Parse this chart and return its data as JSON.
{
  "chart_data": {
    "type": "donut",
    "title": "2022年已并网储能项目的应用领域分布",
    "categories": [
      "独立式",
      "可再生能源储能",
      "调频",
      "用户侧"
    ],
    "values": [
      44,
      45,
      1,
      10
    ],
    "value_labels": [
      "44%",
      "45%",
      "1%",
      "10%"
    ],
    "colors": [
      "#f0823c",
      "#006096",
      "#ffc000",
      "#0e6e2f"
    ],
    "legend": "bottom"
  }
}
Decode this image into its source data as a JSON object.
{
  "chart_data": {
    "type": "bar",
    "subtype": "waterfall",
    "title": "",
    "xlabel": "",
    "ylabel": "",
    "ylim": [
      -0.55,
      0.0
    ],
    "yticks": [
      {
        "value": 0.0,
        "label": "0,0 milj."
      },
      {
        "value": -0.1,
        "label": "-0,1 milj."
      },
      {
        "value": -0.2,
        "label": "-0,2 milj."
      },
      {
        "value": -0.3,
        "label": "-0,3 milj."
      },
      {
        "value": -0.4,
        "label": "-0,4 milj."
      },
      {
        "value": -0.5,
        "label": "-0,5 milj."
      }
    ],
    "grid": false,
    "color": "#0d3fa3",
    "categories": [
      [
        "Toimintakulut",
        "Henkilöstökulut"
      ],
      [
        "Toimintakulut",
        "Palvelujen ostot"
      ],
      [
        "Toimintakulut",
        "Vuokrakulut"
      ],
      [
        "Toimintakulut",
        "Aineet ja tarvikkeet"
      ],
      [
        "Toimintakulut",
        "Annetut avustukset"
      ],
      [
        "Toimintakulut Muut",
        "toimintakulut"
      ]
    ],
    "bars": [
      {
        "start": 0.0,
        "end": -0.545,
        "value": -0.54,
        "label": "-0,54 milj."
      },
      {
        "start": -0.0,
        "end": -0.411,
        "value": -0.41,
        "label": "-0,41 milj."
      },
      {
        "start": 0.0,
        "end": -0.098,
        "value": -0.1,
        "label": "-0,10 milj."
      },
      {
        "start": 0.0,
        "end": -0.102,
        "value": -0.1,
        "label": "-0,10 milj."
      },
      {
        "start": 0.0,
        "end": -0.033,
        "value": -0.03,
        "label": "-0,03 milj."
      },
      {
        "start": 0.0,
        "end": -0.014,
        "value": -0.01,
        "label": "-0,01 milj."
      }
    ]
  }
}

**CHALLENGE**
Print all of the data exactly as it was given.

**CORRECT RESPONSE**
Parse this chart and return its data as JSON.
{
  "chart_data": {
    "type": "donut",
    "title": "2022年已并网储能项目的应用领域分布",
    "categories": [
      "独立式",
      "可再生能源储能",
      "调频",
      "用户侧"
    ],
    "values": [
      44,
      45,
      1,
      10
    ],
    "value_labels": [
      "44%",
      "45%",
      "1%",
      "10%"
    ],
    "colors": [
      "#f0823c",
      "#006096",
      "#ffc000",
      "#0e6e2f"
    ],
    "legend": "bottom"
  }
}
Decode this image into its source data as a JSON object.
{
  "chart_data": {
    "type": "bar",
    "subtype": "waterfall",
    "title": "",
    "xlabel": "",
    "ylabel": "",
    "ylim": [
      -0.55,
      0.0
    ],
    "yticks": [
      {
        "value": 0.0,
        "label": "0,0 milj."
      },
      {
        "value": -0.1,
        "label": "-0,1 milj."
      },
      {
        "value": -0.2,
        "label": "-0,2 milj."
      },
      {
        "value": -0.3,
        "label": "-0,3 milj."
      },
      {
        "value": -0.4,
        "label": "-0,4 milj."
      },
      {
        "value": -0.5,
        "label": "-0,5 milj."
      }
    ],
    "grid": false,
    "color": "#0d3fa3",
    "categories": [
      [
        "Toimintakulut",
        "Henkilöstökulut"
      ],
      [
        "Toimintakulut",
        "Palvelujen ostot"
      ],
      [
        "Toimintakulut",
        "Vuokrakulut"
      ],
      [
        "Toimintakulut",
        "Aineet ja tarvikkeet"
      ],
      [
        "Toimintakulut",
        "Annetut avustukset"
      ],
      [
        "Toimintakulut Muut",
        "toimintakulut"
      ]
    ],
    "bars": [
      {
        "start": 0.0,
        "end": -0.545,
        "value": -0.54,
        "label": "-0,54 milj."
      },
      {
        "start": -0.0,
        "end": -0.411,
        "value": -0.41,
        "label": "-0,41 milj."
      },
      {
        "start": 0.0,
        "end": -0.098,
        "value": -0.1,
        "label": "-0,10 milj."
      },
      {
        "start": 0.0,
        "end": -0.102,
        "value": -0.1,
        "label": "-0,10 milj."
      },
      {
        "start": 0.0,
        "end": -0.033,
        "value": -0.03,
        "label": "-0,03 milj."
      },
      {
        "start": 0.0,
        "end": -0.014,
        "value": -0.01,
        "label": "-0,01 milj."
      }
    ]
  }
}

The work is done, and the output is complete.